* Passage provided *
These workarounds are not perfect. Lowering stream limits can throttle legitimate users who rely on connection coalescing, and shrinking the HPACK table slows compression. Administrators must weigh the security benefits against performance costs until official patches arrive.

Why HTTP/2 Bomb Sidesteps Existing Defenses

The attack’s elegance lies in its misuse of standard protocol features. Unlike previous HTTP/2 floods, it doesn’t require high volumes of traffic. The Rapid Reset attack abused stream cancellation (RST_STREAM frames) to cause excessive server work, but HTTP/2 Bomb is quiet: it simply holds resources long enough to exhaust memory. This means traditional DDoS protection, which focuses on packet rate or SYN floods, won’t trigger. A single TCP connection that sends valid HTTP/2 with no malformed frames can pass through WAFs and IDS/IPS systems without raising alarms.

Moreover, the attack targets server‑side state that is invisible to most monitoring tools. HPACK table size and stream buffer allocations are internal; only by tracking memory usage per connection can operators spot the anomaly. The researchers provided a Snort rule and a Python detection script that looks for connections with a high number of streams and a large accumulated header size, but these are after‑the‑fact indicators.

Broader Implications for HTTP/2 and Web Infrastructure

The HTTP/2 Bomb attack resurfaces a long‑standing debate: does the complexity of HTTP/2’s multiplexing and compression outweigh its performance gains, especially for public‑facing services? HPACK was designed to reduce bandwidth, but its stateful nature creates an asymmetry where a small client investment forces a large server burden. Flow control, meant to prevent overwhelming slow consumers, can be weaponized by fast talkers who simply refuse to consume.

CDNs and cloud providers that terminate HTTP/2 at the edge are in a better position to filter such attacks, but many organizations still run nginx or Apache directly on internet‑facing hosts. The researchers note that the attack may also affect HTTP/2 implementations in other software—Envoy proxy, Node.js, Go’s net/http—but their testing focused on the big three.

The timing coincides with the gradual rollout of HTTP/3, which uses QUIC and a different header compression scheme (QPACK). QPACK also has a dynamic table, but flow control is handled at the transport layer differently. Whether similar attacks translate to HTTP/3 remains an open question, but the core lesson stands: protocol state is a liability when untrusted clients can create it without bound.

What’s Next

Microsoft, the Apache Software Foundation, and the nginx team (now part of F5) are working on coordinated disclosures and patches. Early indications from the researchers’ private communications suggest that nginx will introduce a hard limit on the HPACK table size per connection and add stream‑level memory accounting. Apache is evaluating a similar approach along with improved connection‑level monitoring. IIS may see a registry‑controlled limit in an upcoming Windows Update.

In the meantime, the proof‑of‑concept code is available in a GitHub repository with a warning for defensive testing only. The researchers urge server operators to apply mitigations immediately and to pressure vendors for timely updates. As one of the authors stated in the paper, “HTTP/2 Bomb is not a zero‑day in the buffer‑overflow sense; it’s a design‑day that’s been hiding in plain sight.”

The attack serves as a reminder that protocol compliance does not guarantee safety. Every feature that reduces round trips or saves bandwidth can also be turned into a weapon if its resource consumption is unbounded. The burden now shifts to server implementers to impose those bounds before attackers do.

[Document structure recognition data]
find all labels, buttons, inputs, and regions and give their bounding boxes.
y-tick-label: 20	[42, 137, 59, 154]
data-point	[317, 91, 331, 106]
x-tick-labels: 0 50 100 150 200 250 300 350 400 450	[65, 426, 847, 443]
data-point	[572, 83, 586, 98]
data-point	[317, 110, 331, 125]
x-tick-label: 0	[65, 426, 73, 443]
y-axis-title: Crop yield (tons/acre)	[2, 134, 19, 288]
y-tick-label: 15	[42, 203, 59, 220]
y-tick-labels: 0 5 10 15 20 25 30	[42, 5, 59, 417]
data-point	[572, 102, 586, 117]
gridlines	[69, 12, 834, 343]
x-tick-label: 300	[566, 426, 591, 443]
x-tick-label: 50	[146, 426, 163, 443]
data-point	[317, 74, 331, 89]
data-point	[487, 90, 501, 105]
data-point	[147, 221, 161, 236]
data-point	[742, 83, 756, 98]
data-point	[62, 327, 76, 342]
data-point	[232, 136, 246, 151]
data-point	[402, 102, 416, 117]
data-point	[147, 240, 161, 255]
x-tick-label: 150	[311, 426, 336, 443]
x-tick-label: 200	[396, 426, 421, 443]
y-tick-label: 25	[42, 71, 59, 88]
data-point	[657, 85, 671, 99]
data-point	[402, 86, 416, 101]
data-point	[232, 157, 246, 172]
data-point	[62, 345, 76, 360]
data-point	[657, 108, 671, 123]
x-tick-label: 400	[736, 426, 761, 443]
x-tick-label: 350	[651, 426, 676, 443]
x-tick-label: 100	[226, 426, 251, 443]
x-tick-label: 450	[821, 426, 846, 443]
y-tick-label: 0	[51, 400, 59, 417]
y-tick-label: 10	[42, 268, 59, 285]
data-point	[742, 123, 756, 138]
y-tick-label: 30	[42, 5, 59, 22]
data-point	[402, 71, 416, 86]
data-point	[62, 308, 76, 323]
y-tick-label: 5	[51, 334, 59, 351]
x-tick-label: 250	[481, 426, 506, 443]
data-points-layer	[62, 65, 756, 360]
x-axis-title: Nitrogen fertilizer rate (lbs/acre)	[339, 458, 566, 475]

* Problem requirements *
Answer these questions using the passage about the HTTP/2 Bomb attack.
(a) Which header compression scheme does HTTP/3 use?
(b) Which company is the nginx team now part of?
(c) What two detection tools did the researchers provide?

* Solution for this task *
(a) QPACK
(b) F5
(c) A Snort rule and a Python detection script